**Work to be completed:** Look over the lines below. Report each one that includes the string "Station".
------------------------
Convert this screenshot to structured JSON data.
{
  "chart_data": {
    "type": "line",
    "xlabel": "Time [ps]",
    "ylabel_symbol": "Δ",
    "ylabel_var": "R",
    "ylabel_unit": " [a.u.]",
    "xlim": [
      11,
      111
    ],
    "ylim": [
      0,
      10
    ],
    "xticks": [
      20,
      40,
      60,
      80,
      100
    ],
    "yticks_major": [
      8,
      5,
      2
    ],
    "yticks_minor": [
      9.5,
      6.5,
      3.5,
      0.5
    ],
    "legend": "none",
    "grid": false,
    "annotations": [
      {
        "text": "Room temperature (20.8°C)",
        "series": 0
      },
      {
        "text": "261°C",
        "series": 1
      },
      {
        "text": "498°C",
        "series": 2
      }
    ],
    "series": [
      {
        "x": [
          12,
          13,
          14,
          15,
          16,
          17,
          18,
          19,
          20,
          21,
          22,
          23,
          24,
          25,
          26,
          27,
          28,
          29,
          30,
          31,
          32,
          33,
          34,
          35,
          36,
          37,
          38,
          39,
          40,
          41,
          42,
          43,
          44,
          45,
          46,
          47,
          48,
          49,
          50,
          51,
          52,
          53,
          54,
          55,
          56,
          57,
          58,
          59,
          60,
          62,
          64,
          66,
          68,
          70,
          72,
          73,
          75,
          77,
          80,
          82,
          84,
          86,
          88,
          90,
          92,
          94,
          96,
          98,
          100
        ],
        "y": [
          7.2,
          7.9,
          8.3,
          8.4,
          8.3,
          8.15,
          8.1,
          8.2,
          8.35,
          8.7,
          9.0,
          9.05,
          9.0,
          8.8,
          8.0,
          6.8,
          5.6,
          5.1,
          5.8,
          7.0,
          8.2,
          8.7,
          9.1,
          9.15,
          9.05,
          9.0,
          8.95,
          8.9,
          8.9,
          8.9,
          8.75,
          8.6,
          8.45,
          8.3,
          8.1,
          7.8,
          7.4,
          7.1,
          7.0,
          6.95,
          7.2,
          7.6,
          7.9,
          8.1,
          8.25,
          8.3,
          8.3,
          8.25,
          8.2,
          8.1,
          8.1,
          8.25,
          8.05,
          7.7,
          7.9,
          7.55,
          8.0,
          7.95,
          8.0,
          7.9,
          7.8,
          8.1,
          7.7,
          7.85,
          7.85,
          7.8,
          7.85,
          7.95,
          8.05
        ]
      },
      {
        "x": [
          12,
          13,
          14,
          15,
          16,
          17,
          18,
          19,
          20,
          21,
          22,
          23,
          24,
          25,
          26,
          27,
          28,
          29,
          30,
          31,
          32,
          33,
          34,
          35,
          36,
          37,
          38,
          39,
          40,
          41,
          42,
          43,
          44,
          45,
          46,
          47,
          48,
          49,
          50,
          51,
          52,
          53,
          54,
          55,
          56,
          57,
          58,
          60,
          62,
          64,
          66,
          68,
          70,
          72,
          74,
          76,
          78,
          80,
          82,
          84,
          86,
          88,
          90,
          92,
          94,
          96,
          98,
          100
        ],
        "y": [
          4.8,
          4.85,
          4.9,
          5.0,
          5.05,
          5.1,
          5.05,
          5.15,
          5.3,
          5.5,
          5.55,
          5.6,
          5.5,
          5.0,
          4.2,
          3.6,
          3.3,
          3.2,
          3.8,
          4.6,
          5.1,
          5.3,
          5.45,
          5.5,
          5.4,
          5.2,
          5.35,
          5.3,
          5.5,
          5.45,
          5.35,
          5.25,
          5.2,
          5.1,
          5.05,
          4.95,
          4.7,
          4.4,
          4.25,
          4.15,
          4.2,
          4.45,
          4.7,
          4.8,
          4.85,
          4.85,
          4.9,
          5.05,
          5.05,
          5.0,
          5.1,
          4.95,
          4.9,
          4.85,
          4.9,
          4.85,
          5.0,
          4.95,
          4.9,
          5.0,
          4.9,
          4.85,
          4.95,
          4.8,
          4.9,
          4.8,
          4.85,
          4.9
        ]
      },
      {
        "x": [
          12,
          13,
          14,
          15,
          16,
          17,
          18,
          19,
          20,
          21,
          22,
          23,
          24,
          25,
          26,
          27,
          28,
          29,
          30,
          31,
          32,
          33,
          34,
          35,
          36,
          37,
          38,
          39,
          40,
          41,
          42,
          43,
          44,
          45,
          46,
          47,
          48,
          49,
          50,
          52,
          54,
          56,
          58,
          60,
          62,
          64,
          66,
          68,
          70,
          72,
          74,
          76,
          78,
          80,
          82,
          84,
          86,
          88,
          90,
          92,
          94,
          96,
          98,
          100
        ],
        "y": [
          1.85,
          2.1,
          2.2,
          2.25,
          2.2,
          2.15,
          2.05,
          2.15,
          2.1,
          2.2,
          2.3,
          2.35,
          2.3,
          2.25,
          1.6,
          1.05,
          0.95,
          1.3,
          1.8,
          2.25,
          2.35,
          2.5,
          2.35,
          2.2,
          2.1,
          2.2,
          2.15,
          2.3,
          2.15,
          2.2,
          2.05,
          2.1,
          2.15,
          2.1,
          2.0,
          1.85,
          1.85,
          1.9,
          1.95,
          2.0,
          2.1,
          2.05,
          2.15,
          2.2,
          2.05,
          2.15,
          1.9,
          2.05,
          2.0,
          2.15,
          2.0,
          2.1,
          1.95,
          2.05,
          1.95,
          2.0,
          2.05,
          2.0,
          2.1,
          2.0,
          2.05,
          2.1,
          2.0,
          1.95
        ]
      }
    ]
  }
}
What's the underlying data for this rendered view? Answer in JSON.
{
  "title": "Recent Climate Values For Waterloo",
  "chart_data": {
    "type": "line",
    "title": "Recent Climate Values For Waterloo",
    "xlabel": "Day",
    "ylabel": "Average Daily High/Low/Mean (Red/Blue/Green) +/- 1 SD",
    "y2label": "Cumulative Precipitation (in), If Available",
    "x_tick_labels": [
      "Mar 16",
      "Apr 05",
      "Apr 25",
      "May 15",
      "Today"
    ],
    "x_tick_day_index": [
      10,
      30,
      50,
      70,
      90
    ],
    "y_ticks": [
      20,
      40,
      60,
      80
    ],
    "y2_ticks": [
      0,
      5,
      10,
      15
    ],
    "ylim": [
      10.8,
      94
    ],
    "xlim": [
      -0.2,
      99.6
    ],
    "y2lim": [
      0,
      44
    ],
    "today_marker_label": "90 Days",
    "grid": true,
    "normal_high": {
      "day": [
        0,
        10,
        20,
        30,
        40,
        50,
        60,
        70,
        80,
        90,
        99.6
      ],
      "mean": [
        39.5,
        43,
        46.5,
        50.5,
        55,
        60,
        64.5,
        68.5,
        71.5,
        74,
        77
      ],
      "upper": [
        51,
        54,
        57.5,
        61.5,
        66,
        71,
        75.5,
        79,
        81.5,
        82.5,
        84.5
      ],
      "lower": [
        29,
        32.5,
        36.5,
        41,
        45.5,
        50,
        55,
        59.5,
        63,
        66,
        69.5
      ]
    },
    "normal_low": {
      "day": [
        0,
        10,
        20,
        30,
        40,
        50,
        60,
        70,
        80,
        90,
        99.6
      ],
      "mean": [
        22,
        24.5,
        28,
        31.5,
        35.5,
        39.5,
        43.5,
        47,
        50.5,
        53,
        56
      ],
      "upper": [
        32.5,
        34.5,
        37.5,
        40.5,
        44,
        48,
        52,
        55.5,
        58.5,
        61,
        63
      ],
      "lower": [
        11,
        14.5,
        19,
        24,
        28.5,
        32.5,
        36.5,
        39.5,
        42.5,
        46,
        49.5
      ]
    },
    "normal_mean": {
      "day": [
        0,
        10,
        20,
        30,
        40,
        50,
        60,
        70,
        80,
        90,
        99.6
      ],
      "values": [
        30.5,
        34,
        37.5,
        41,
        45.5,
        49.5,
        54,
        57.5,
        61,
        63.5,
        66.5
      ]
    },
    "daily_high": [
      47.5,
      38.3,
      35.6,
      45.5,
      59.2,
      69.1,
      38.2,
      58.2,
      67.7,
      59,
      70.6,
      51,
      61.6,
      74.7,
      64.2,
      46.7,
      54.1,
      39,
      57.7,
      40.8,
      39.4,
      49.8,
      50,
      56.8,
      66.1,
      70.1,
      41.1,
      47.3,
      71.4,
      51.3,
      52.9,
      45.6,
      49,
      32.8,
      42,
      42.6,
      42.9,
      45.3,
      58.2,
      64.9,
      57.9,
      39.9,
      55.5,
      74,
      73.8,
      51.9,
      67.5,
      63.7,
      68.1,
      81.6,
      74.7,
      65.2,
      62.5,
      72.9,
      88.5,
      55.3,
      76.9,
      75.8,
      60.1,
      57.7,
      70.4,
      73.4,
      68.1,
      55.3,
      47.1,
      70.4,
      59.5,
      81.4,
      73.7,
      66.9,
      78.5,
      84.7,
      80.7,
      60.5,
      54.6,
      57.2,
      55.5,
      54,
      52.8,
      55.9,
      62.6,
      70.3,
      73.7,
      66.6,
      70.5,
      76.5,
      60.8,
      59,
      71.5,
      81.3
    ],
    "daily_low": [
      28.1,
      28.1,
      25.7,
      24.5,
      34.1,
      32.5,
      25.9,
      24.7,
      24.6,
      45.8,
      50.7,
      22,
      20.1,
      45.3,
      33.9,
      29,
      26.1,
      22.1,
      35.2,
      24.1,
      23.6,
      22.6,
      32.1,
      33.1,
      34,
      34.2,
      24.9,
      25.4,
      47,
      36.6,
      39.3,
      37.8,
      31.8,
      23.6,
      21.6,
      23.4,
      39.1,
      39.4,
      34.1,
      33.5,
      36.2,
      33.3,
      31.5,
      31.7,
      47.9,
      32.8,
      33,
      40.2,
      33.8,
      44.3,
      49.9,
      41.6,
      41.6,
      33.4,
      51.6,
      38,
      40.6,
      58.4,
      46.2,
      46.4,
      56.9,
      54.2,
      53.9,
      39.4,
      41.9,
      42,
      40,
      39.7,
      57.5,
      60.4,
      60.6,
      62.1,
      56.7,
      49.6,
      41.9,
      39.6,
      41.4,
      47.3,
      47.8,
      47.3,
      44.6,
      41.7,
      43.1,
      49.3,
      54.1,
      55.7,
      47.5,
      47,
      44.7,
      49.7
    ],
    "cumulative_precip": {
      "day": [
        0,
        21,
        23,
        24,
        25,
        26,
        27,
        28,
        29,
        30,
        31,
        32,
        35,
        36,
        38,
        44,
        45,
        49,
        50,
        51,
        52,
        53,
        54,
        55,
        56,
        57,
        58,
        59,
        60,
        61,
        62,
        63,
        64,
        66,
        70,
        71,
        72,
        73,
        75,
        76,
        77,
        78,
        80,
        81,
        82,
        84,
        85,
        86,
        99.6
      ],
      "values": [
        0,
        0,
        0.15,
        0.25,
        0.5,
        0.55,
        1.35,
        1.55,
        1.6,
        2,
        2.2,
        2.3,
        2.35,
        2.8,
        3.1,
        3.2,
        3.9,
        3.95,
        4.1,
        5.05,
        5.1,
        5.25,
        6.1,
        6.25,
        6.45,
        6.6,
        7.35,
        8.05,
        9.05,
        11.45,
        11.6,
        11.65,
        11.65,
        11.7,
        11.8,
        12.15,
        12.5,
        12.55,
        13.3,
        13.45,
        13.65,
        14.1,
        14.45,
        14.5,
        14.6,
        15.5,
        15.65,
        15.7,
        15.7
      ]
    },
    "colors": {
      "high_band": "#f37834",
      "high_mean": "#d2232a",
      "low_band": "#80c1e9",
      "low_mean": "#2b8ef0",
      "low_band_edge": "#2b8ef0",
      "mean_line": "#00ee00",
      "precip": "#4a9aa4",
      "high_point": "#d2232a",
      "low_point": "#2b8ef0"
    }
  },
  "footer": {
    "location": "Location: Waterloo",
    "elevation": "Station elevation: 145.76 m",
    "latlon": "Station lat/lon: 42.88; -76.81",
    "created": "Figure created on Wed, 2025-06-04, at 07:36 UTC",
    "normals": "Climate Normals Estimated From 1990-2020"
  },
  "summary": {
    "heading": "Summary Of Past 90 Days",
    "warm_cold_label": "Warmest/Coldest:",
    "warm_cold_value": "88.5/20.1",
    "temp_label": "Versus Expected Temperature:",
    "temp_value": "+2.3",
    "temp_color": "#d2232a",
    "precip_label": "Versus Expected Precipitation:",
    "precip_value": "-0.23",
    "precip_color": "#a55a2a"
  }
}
------------------------
**Result for this exercise:**
    "elevation": "Station elevation: 145.76 m",
    "latlon": "Station lat/lon: 42.88; -76.81",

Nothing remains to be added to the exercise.